* [Work required]: Scan the data below and pick out the lines containing the word "智能技术".

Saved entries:
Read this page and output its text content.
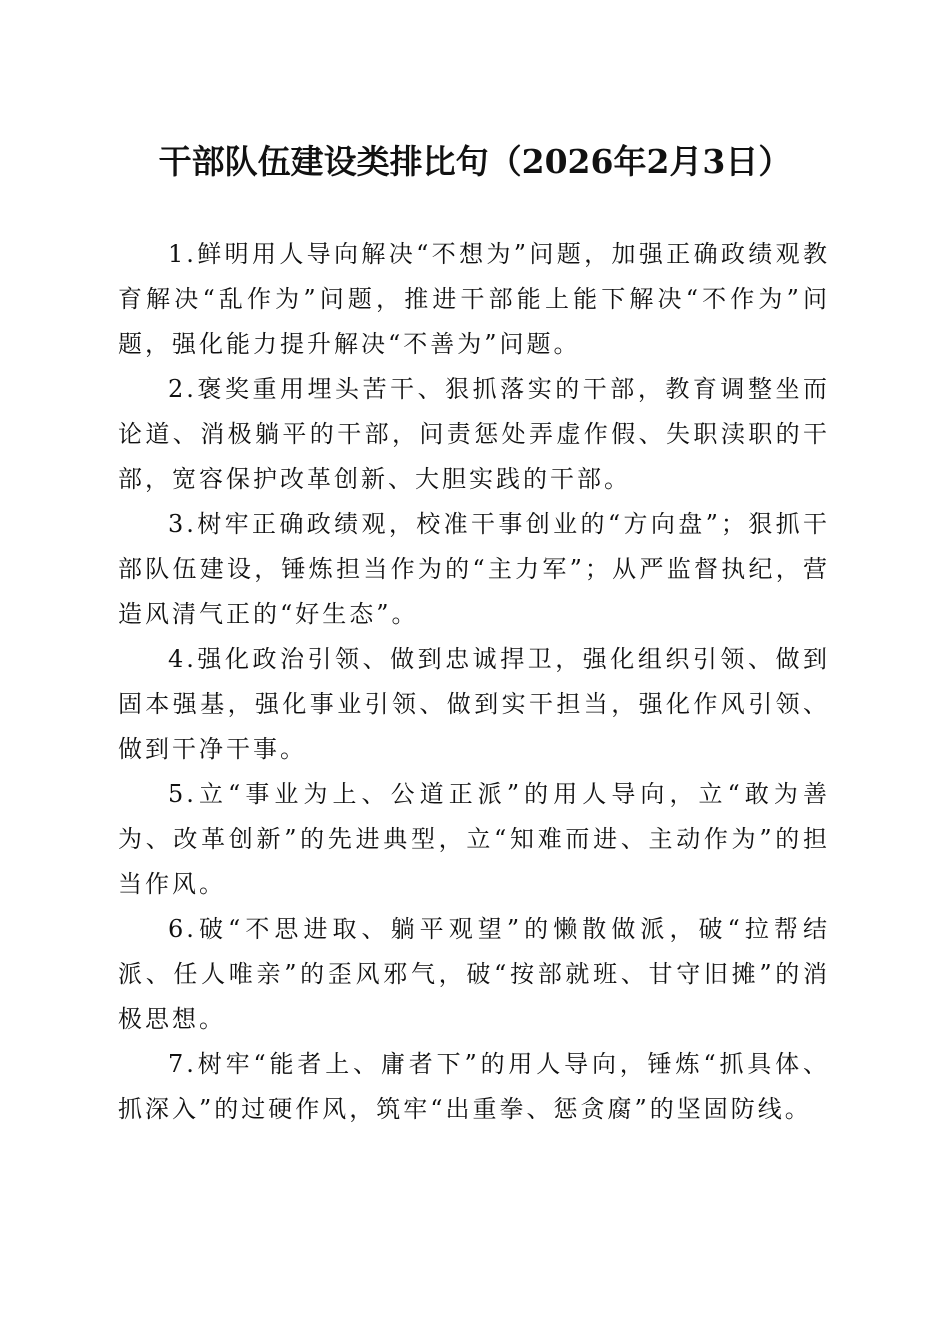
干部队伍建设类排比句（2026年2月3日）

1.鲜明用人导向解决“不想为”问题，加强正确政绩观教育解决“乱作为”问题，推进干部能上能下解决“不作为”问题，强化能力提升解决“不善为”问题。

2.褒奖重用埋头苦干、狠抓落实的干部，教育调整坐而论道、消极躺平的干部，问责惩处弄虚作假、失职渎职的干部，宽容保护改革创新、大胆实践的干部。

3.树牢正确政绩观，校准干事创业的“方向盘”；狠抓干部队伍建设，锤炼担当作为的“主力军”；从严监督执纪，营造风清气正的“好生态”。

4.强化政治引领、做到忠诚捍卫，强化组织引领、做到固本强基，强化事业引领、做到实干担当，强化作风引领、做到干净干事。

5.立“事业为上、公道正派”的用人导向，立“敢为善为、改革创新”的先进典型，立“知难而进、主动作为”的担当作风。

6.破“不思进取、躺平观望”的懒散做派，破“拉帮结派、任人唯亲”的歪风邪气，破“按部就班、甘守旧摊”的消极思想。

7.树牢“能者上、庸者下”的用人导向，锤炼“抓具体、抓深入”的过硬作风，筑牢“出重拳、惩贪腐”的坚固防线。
* * *
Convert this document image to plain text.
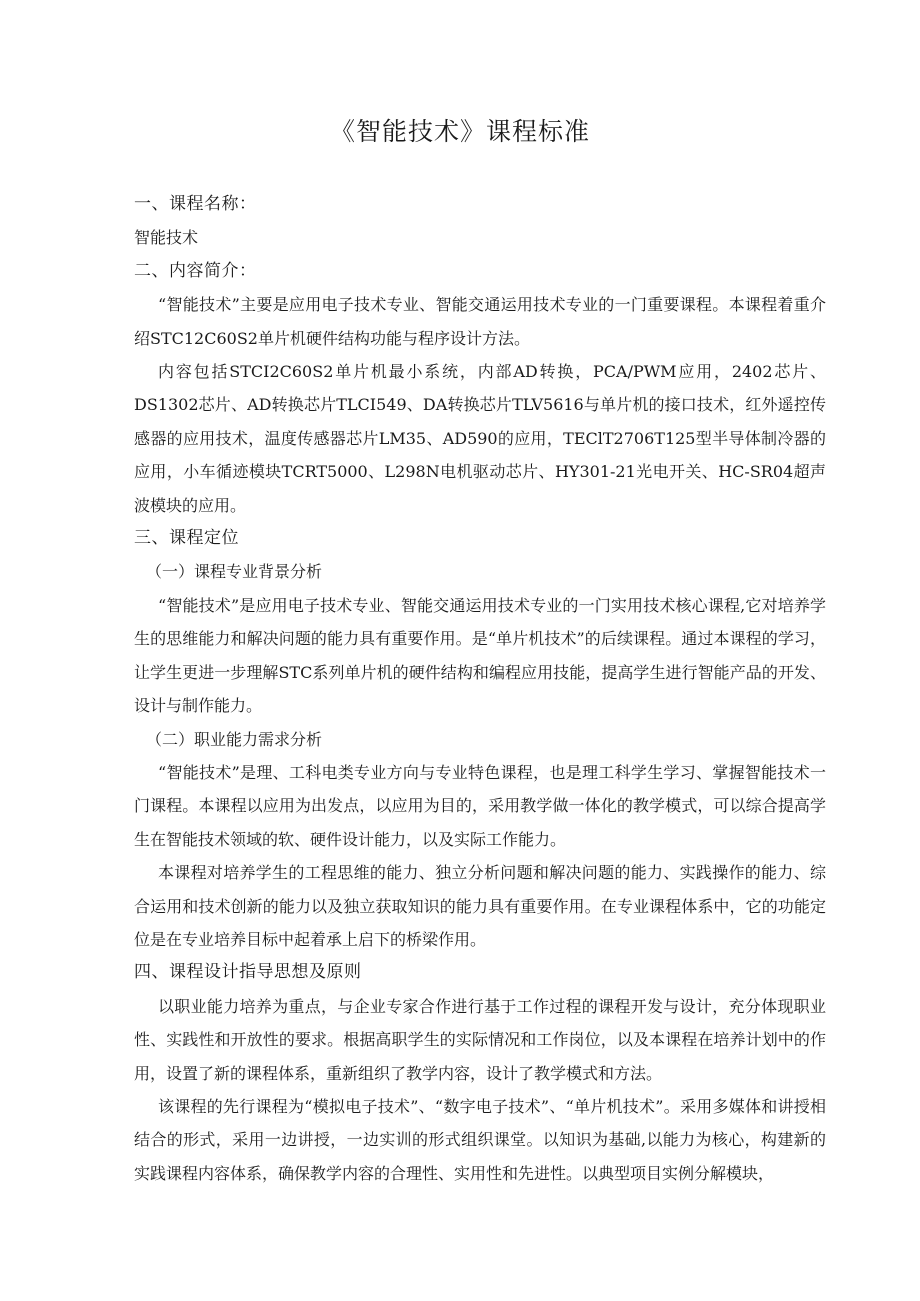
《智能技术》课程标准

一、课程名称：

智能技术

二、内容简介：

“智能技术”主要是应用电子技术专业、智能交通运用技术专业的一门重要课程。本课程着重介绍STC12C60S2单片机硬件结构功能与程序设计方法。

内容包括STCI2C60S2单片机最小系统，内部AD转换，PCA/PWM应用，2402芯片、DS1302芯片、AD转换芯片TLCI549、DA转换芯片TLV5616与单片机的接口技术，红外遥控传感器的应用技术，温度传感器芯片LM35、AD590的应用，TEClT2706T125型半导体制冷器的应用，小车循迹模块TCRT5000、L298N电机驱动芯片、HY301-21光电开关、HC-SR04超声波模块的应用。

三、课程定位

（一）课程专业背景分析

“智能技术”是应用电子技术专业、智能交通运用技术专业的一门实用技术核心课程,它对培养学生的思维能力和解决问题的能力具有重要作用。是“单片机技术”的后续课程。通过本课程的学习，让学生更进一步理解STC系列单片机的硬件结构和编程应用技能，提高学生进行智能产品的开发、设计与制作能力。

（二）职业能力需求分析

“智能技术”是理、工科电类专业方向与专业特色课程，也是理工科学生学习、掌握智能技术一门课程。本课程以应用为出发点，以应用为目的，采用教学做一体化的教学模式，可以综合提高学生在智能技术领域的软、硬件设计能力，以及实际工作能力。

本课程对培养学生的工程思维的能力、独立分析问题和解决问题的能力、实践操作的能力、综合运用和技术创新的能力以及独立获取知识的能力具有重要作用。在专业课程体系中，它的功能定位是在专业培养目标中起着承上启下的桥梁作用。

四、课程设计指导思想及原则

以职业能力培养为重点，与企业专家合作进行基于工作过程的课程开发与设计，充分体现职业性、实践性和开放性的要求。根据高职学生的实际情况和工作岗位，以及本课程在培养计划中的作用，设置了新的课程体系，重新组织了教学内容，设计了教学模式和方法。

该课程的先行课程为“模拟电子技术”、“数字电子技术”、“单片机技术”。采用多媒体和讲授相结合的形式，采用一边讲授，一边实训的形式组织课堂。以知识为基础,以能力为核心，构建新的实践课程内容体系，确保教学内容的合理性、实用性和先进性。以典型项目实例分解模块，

* [Output]:
《智能技术》课程标准
智能技术
“智能技术”主要是应用电子技术专业、智能交通运用技术专业的一门重要课程。本课程着重介绍STC12C60S2单片机硬件结构功能与程序设计方法。
“智能技术”是应用电子技术专业、智能交通运用技术专业的一门实用技术核心课程,它对培养学生的思维能力和解决问题的能力具有重要作用。是“单片机技术”的后续课程。通过本课程的学习，让学生更进一步理解STC系列单片机的硬件结构和编程应用技能，提高学生进行智能产品的开发、设计与制作能力。
“智能技术”是理、工科电类专业方向与专业特色课程，也是理工科学生学习、掌握智能技术一门课程。本课程以应用为出发点，以应用为目的，采用教学做一体化的教学模式，可以综合提高学生在智能技术领域的软、硬件设计能力，以及实际工作能力。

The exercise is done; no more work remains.